## Exercise instructions
Both the line containing "Decode this image" and the last line of the listing are included: write out exactly the lines from one to the other.

Dataset entries:
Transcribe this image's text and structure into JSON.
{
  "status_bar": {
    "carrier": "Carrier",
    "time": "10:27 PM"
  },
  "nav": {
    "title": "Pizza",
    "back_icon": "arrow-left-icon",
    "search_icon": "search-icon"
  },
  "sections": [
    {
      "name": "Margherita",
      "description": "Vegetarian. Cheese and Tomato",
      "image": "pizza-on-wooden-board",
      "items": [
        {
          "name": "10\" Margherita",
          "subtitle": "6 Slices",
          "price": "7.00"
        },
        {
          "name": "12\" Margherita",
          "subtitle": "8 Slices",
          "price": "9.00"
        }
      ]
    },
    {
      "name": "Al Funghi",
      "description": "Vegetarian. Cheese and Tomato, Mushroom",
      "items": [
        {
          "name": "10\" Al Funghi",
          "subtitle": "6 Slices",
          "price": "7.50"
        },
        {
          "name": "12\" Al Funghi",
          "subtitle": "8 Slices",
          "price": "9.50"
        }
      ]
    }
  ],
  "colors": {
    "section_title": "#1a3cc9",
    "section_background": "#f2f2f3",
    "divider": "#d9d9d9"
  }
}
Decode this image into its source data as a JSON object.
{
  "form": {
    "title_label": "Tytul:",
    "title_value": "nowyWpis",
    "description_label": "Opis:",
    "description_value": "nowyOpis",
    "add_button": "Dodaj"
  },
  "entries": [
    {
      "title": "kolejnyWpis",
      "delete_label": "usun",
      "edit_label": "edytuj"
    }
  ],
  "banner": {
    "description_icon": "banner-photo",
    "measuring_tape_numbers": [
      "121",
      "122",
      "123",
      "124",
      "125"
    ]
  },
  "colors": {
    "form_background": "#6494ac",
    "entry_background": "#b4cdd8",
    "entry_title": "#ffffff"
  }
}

## Full response
Decode this image into its source data as a JSON object.
{
  "form": {
    "title_label": "Tytul:",
    "title_value": "nowyWpis",
    "description_label": "Opis:",
    "description_value": "nowyOpis",
    "add_button": "Dodaj"
  },
  "entries": [
    {
      "title": "kolejnyWpis",
      "delete_label": "usun",
      "edit_label": "edytuj"
    }
  ],
  "banner": {
    "description_icon": "banner-photo",
    "measuring_tape_numbers": [
      "121",
      "122",
      "123",
      "124",
      "125"
    ]
  },
  "colors": {
    "form_background": "#6494ac",
    "entry_background": "#b4cdd8",
    "entry_title": "#ffffff"
  }
}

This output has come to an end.